(Dataset records)
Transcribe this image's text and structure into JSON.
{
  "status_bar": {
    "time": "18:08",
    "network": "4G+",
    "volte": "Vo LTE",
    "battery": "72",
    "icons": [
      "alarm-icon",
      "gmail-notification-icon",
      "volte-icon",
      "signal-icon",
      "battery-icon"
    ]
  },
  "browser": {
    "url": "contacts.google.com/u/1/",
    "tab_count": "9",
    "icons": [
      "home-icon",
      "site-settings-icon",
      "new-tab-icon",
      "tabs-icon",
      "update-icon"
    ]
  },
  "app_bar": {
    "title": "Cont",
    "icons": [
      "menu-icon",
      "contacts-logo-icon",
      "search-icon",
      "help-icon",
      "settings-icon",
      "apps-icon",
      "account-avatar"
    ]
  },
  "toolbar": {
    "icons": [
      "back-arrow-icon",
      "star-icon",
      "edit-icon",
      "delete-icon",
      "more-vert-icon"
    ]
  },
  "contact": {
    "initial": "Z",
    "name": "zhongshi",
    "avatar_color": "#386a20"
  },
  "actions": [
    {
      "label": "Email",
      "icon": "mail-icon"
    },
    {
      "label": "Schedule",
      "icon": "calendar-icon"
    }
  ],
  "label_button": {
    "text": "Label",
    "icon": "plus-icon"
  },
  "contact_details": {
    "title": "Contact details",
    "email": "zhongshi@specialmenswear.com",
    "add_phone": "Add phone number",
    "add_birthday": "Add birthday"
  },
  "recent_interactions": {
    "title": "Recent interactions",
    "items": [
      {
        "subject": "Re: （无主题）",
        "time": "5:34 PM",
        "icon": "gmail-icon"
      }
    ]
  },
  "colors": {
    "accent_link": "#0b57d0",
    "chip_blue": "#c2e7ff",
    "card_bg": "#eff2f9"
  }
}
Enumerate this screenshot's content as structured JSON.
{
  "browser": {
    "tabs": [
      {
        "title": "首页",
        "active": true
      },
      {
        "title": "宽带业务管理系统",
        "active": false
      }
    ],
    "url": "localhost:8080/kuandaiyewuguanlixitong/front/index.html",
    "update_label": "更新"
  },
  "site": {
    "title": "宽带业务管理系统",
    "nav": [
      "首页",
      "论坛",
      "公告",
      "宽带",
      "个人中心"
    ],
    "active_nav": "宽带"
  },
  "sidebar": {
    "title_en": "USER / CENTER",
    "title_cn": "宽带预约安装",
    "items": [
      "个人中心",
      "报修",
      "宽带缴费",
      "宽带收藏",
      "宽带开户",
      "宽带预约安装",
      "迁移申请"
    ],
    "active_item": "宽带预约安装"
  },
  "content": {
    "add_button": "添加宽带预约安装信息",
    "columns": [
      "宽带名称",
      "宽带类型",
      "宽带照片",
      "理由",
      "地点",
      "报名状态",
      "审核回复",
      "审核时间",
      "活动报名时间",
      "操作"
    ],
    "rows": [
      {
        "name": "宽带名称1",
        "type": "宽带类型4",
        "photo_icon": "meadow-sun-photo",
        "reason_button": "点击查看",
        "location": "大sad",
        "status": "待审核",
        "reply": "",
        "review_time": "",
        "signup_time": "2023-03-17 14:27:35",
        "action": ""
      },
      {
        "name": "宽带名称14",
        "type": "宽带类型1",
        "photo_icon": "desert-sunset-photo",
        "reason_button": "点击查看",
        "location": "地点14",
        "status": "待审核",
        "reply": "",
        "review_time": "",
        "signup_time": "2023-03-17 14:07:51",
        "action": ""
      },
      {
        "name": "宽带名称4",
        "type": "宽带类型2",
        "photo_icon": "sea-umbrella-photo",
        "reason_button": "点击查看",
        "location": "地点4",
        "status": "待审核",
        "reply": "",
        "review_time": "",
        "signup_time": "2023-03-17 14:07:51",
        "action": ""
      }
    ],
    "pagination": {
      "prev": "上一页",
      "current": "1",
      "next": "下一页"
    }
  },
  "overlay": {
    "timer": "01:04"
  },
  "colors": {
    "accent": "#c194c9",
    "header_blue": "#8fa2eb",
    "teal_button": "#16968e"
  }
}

* [SHORT EXERCISE] Go through the records and pull out each line that includes the word "contacts".

* [WRITTEN REPLY]
    "url": "contacts.google.com/u/1/",
      "contacts-logo-icon",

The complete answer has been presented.